Task details: Select, from the material below, each line with "xlabel" in it.

(Records from a dataset)

┄┄┄┄┄┄

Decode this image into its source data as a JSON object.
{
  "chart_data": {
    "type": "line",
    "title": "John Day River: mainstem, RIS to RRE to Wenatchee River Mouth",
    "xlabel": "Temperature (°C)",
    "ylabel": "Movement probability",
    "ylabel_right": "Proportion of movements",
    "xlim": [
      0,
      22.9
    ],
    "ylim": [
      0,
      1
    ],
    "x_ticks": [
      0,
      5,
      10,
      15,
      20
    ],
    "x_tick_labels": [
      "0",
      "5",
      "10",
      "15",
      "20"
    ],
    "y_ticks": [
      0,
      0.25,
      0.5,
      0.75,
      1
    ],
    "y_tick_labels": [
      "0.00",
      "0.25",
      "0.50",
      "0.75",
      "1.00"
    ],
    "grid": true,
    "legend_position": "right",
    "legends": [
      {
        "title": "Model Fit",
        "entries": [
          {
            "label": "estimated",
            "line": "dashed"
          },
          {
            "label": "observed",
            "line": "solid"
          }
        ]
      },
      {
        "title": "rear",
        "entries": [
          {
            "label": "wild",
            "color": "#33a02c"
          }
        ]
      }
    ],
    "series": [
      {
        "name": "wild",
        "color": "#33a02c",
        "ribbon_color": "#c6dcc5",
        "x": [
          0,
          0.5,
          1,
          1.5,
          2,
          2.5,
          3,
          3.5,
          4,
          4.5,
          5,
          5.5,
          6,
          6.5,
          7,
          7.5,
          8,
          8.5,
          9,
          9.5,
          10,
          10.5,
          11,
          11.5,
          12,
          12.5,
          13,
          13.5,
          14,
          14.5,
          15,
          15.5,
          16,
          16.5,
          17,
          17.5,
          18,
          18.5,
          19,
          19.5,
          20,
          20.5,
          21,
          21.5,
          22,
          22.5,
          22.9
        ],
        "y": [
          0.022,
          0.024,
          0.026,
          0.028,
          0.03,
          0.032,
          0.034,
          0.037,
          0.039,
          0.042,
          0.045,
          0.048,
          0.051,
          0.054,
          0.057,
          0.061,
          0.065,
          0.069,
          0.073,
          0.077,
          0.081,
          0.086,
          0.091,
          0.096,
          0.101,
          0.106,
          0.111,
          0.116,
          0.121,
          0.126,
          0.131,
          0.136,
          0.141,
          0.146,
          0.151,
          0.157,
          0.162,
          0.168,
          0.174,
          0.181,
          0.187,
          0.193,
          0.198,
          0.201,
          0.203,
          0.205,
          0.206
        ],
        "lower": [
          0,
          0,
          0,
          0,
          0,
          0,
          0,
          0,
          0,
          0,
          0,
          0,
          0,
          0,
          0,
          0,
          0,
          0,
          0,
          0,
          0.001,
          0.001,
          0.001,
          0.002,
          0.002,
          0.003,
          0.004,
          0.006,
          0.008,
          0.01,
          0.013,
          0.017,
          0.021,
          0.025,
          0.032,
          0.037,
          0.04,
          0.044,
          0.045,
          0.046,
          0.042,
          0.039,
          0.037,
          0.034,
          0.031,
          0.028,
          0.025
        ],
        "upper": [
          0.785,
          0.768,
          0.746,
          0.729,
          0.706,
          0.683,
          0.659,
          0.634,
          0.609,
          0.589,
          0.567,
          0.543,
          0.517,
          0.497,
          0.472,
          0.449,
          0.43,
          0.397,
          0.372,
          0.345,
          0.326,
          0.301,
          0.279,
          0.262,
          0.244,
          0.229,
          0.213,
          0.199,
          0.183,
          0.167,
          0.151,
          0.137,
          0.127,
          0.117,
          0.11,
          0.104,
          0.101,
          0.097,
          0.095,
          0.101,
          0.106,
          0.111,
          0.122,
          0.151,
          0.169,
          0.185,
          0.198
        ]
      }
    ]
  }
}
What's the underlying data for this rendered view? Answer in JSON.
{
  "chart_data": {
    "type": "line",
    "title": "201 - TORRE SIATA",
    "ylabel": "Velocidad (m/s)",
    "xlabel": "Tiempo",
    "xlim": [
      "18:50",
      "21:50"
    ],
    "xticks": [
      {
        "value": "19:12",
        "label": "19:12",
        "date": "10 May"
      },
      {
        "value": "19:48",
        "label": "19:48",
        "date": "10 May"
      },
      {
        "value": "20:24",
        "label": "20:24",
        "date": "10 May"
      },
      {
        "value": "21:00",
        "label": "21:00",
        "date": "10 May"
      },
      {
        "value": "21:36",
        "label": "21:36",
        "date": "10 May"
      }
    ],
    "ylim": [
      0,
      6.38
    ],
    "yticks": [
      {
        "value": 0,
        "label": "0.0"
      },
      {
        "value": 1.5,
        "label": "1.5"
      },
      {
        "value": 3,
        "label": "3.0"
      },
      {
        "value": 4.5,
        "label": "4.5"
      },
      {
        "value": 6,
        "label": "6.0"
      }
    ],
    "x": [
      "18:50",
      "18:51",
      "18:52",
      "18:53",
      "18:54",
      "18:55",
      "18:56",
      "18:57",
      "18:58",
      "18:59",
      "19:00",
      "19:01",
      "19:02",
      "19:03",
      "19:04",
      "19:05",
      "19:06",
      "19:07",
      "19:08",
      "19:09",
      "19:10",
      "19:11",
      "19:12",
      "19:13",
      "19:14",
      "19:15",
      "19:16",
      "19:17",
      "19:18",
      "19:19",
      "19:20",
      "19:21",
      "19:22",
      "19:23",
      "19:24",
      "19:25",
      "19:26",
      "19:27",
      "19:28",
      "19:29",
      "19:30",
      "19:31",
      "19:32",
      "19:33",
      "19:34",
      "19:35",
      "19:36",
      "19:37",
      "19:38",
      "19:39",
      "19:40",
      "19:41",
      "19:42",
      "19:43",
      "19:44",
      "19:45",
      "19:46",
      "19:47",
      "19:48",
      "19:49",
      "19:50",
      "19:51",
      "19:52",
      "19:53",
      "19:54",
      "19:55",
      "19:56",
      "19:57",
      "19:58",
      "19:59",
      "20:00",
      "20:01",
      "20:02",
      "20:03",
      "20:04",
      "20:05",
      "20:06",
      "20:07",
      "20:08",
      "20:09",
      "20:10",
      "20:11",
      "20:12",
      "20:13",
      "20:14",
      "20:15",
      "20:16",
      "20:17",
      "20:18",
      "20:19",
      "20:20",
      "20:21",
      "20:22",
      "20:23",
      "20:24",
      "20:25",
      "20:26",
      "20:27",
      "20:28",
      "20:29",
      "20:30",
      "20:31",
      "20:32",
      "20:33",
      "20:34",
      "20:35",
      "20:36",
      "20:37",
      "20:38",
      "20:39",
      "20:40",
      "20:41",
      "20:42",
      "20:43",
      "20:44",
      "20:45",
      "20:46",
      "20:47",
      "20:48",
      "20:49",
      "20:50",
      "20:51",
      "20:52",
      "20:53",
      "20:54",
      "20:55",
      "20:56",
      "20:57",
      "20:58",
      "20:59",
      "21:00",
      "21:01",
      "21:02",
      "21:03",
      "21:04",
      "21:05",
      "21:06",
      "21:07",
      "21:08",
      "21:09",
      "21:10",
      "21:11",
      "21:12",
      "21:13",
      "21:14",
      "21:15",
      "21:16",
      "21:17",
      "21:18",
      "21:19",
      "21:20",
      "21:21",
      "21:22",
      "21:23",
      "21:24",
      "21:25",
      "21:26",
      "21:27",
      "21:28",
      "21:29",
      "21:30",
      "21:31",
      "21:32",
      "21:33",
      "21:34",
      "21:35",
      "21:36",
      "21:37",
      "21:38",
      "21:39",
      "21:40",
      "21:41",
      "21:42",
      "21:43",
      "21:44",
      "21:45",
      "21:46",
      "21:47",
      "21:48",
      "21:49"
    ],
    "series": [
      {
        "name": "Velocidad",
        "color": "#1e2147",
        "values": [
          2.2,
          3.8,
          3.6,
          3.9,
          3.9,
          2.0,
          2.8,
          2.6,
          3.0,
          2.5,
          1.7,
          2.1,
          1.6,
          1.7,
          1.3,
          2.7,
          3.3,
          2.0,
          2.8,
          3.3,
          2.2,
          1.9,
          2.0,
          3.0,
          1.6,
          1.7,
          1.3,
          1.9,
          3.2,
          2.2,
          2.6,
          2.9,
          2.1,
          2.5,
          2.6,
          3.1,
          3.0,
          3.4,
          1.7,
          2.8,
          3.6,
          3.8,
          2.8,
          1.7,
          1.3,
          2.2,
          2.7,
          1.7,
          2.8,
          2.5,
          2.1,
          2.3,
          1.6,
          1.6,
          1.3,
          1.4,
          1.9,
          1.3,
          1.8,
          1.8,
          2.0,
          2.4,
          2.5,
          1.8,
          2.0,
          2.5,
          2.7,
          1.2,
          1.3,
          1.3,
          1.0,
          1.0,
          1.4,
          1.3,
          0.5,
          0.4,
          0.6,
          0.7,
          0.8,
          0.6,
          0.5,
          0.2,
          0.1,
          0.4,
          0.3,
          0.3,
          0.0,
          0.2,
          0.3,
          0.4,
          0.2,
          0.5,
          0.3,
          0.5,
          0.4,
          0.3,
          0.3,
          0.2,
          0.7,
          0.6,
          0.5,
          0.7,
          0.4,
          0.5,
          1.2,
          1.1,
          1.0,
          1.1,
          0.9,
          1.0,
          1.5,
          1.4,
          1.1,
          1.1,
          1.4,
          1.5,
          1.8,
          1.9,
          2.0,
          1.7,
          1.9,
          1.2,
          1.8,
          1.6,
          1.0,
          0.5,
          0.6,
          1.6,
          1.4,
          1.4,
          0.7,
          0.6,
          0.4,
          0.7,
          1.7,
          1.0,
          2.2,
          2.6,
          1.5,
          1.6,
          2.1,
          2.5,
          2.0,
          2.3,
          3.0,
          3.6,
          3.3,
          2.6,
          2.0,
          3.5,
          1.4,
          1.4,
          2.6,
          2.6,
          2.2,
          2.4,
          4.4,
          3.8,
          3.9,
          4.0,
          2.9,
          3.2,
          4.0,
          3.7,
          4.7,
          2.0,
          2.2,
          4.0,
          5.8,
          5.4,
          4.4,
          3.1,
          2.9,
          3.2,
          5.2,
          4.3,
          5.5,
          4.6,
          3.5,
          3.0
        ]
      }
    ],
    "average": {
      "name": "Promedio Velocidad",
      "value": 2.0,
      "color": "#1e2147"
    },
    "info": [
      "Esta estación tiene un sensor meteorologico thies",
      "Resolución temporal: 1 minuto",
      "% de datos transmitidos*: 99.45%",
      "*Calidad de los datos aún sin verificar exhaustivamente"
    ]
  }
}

┄┄┄┄┄┄

Answer to this task:
    "xlabel": "Temperature (°C)",
    "xlabel": "Tiempo",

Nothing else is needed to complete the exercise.